▸ **Ziel A**: Aktualisiere die Einträge ab der Zeile mit „focus-dot [287, 849, 290, 852]“ bis einschließlich der Zeile mit „focus-dot [272, 130, 275, 133]“ und gib nur diese Zeilen wieder. Ersetze darin „nucleus“ durch „Kern“ und lass alles andere unverändert.

▸ **Dokumentauszug**:
--

Das erwartet den Betriebsrat bei der Beschwerde eines Arbeitnehmers

Arbeitnehmer können bei Benachteiligungen durch Arbeitgeber oder Arbeitskollegen jederzeit eine Beschwerde beim Arbeitgeber oder dem Betriebsrat einreichen. In diesem Beitrag erläutern wir, was Betriebsratsmitglieder über das Beschwerdeverfahren wissen müssen.

1. Wann und wie können Arbeitnehmer Beschwerde einlegen?

Fühlt sich ein Arbeitnehmer von seinem Vorgesetzten oder von Arbeitskollegen im Betrieb benachteiligt, ungerecht behandelt oder in anderer Weise beeinträchtigt, kann er sich beim Arbeitgeber oder dem Betriebsrat beschweren.

Mit einer Beschwerde kann also alles angeprangert werden, was sich für den Arbeitnehmer negativ auf die Arbeitsweise oder das Arbeitsklima auswirkt.

Beispiele:
 

  • Belastung mit unangenehmen, der vertraglichen Tätigkeit nicht angemessenen Aufgaben
  • Regelmäßige Vertretung anderer Arbeitnehmer
  • Häufige Beauftragung mit Botengängen
  • Verstöße gegen das Allgemeine Gleichbehandlungsgesetz
  • Arbeitsüberlastung (permanente Überstunden oder Wegfall/Verkürzung von Pausen)
  • Mobbing am Arbeitsplatz oder sonstige Beleidigungen
  • Sexuelle Belästigung
  • Unhygienische oder sonst unzumutbare Arbeitsbedingungen (z.B. kalter Arbeitsplatz ohne Heizung im Winter)

Laut Betriebsverfassungsgesetz können sich Arbeitnehmer mit einer Beschwerde entweder an den Arbeitgeber selbst oder an den Betriebsrat wenden. In beiden Fällen muss die Beschwerde geprüft und beantwortet werden.

Die nachstehende Tabelle gibt einen Überblick über Gemeinsamkeiten und Unterschiede der jeweiligen Beschwerde:

Beschwerde an den AG Beschwerde an den BR
Rechtsgrundlage § 84 BetrVG § 85 BetrVG
An wen zu richten? An den Arbeitgeber selbst, d.h.

  • den direkten Vorgesetzen
  • die Unternehmensleitung
  • oder eine zuständige Beschwerdestelle
An den Betriebsrat als Gesamtgremium (also nicht an ein einzelnes Betriebsratsmitglied)

--

(Auflistungen von Regionen und Beschriftungen)
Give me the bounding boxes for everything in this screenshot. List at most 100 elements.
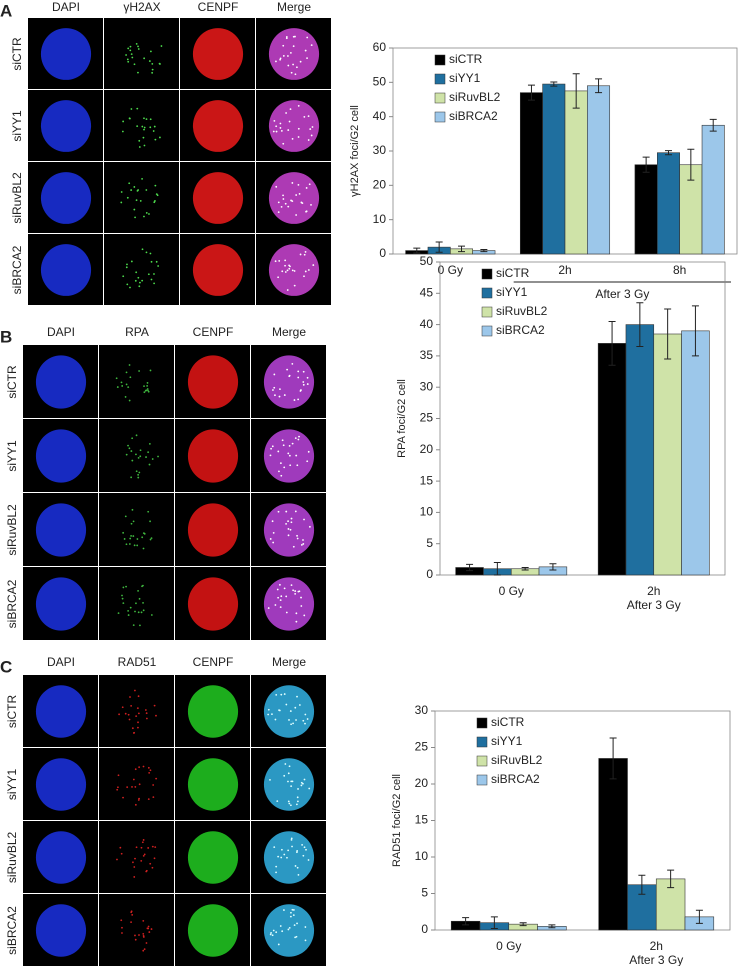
focus-dot [287, 849, 290, 852]
focus-dot [291, 908, 294, 911]
focus-dot [297, 105, 300, 107]
focus-dot [126, 283, 129, 286]
focus-dot [292, 63, 294, 66]
focus-dot [296, 849, 299, 852]
focus-dot [284, 202, 287, 205]
focus-dot [290, 517, 293, 520]
error-bar [667, 869, 675, 889]
nucleus [263, 429, 315, 483]
focus-dot [287, 780, 289, 783]
nucleus [35, 685, 87, 738]
focus-dot [294, 590, 297, 592]
column-header: DAPI [47, 655, 75, 669]
nucleus [35, 429, 87, 483]
focus-dot [122, 275, 125, 278]
focus-dot [130, 522, 133, 525]
focus-dot [286, 269, 289, 272]
focus-dot [126, 786, 129, 789]
legend-label: siYY1 [491, 734, 523, 748]
focus-dot [285, 522, 287, 525]
y-tick-label: 5 [426, 536, 433, 550]
focus-dot [157, 455, 159, 458]
focus-dot [150, 928, 153, 930]
focus-dot [145, 212, 148, 214]
y-tick-label: 20 [415, 776, 429, 790]
focus-dot [288, 926, 291, 929]
focus-dot [286, 289, 289, 291]
focus-dot [147, 510, 150, 513]
focus-dot [125, 383, 128, 386]
focus-dot [308, 787, 311, 790]
focus-dot [142, 609, 145, 612]
row-label: siBRCA2 [5, 579, 19, 628]
error-bar [527, 84, 535, 101]
error-bar [519, 922, 527, 927]
focus-dot [148, 771, 151, 774]
column-header: CENPF [198, 0, 239, 14]
focus-dot [149, 369, 152, 372]
nucleus [263, 577, 315, 631]
focus-dot [142, 765, 145, 768]
nucleus [192, 172, 244, 224]
focus-dot [272, 130, 275, 133]
focus-dot [279, 462, 282, 465]
y-tick-label: 15 [420, 473, 434, 487]
focus-dot [155, 777, 158, 780]
focus-dot [292, 35, 295, 38]
focus-dot [122, 531, 125, 534]
focus-dot [275, 693, 278, 696]
focus-dot [303, 778, 306, 781]
focus-dot [128, 718, 131, 721]
focus-dot [147, 451, 150, 454]
focus-dot [304, 722, 306, 725]
focus-dot [297, 370, 300, 373]
focus-dot [290, 71, 293, 74]
focus-dot [143, 126, 146, 129]
nucleus [268, 244, 320, 296]
focus-dot [159, 136, 161, 139]
focus-dot [142, 547, 145, 550]
focus-dot [135, 470, 138, 473]
legend-label: siBRCA2 [449, 109, 498, 123]
focus-dot [137, 71, 139, 74]
focus-dot [280, 474, 283, 477]
focus-dot [310, 134, 313, 137]
focus-dot [280, 693, 283, 696]
focus-dot [130, 189, 133, 191]
focus-dot [298, 435, 300, 438]
focus-dot [139, 449, 142, 452]
focus-dot [116, 386, 119, 388]
focus-dot [138, 766, 141, 769]
focus-dot [297, 136, 300, 138]
focus-dot [145, 712, 148, 715]
focus-dot [149, 118, 152, 121]
focus-dot [152, 784, 155, 786]
focus-dot [134, 786, 137, 788]
focus-dot [290, 837, 293, 840]
y-tick-label: 60 [373, 40, 387, 54]
focus-dot [297, 127, 300, 130]
focus-dot [130, 911, 133, 914]
micrograph [99, 821, 174, 893]
row-label: siRuvBL2 [10, 172, 24, 224]
y-tick-label: 30 [415, 703, 429, 717]
focus-dot [269, 933, 272, 936]
focus-dot [277, 211, 280, 214]
micrograph [104, 162, 179, 233]
focus-dot [129, 45, 132, 48]
focus-dot [292, 589, 295, 592]
focus-dot [137, 611, 140, 614]
focus-dot [139, 281, 141, 284]
focus-dot [134, 938, 137, 941]
focus-dot [283, 394, 286, 396]
focus-dot [125, 585, 127, 588]
focus-dot [151, 845, 154, 848]
focus-dot [142, 839, 145, 841]
focus-dot [294, 865, 297, 867]
row-label: siCTR [5, 365, 19, 399]
focus-dot [149, 862, 152, 865]
focus-dot [137, 726, 139, 729]
focus-dot [133, 208, 136, 211]
error-bar [458, 245, 466, 253]
focus-dot [135, 199, 138, 202]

--

▸ **Ziel B**:
Beantworte diese Fragen zum Dokumentauszug:
(i) Welche Vorschrift ist die Rechtsgrundlage für eine Beschwerde an den Betriebsrat?
(ii) Welches Beispiel nennt der Dokumentauszug für unzumutbare Arbeitsbedingungen?
(iii) An wen genau muss eine Beschwerde an den Betriebsrat gerichtet werden?

▸ **Lösung A**:
focus-dot [287, 849, 290, 852]
focus-dot [291, 908, 294, 911]
focus-dot [297, 105, 300, 107]
focus-dot [126, 283, 129, 286]
focus-dot [292, 63, 294, 66]
focus-dot [296, 849, 299, 852]
focus-dot [284, 202, 287, 205]
focus-dot [290, 517, 293, 520]
error-bar [667, 869, 675, 889]
Kern [263, 429, 315, 483]
focus-dot [287, 780, 289, 783]
Kern [35, 685, 87, 738]
focus-dot [294, 590, 297, 592]
column-header: DAPI [47, 655, 75, 669]
Kern [35, 429, 87, 483]
focus-dot [122, 275, 125, 278]
focus-dot [130, 522, 133, 525]
focus-dot [286, 269, 289, 272]
focus-dot [126, 786, 129, 789]
legend-label: siYY1 [491, 734, 523, 748]
focus-dot [285, 522, 287, 525]
y-tick-label: 5 [426, 536, 433, 550]
focus-dot [157, 455, 159, 458]
focus-dot [150, 928, 153, 930]
focus-dot [145, 212, 148, 214]
y-tick-label: 20 [415, 776, 429, 790]
focus-dot [288, 926, 291, 929]
focus-dot [286, 289, 289, 291]
focus-dot [147, 510, 150, 513]
focus-dot [125, 383, 128, 386]
focus-dot [308, 787, 311, 790]
focus-dot [142, 609, 145, 612]
row-label: siBRCA2 [5, 579, 19, 628]
error-bar [527, 84, 535, 101]
error-bar [519, 922, 527, 927]
focus-dot [148, 771, 151, 774]
column-header: CENPF [198, 0, 239, 14]
focus-dot [149, 369, 152, 372]
Kern [263, 577, 315, 631]
focus-dot [142, 765, 145, 768]
Kern [192, 172, 244, 224]
focus-dot [272, 130, 275, 133]

▸ **Lösung B**:
(i) § 85 BetrVG
(ii) Einen kalten Arbeitsplatz ohne Heizung im Winter
(iii) An den Betriebsrat als Gesamtgremium, also nicht an ein einzelnes Betriebsratsmitglied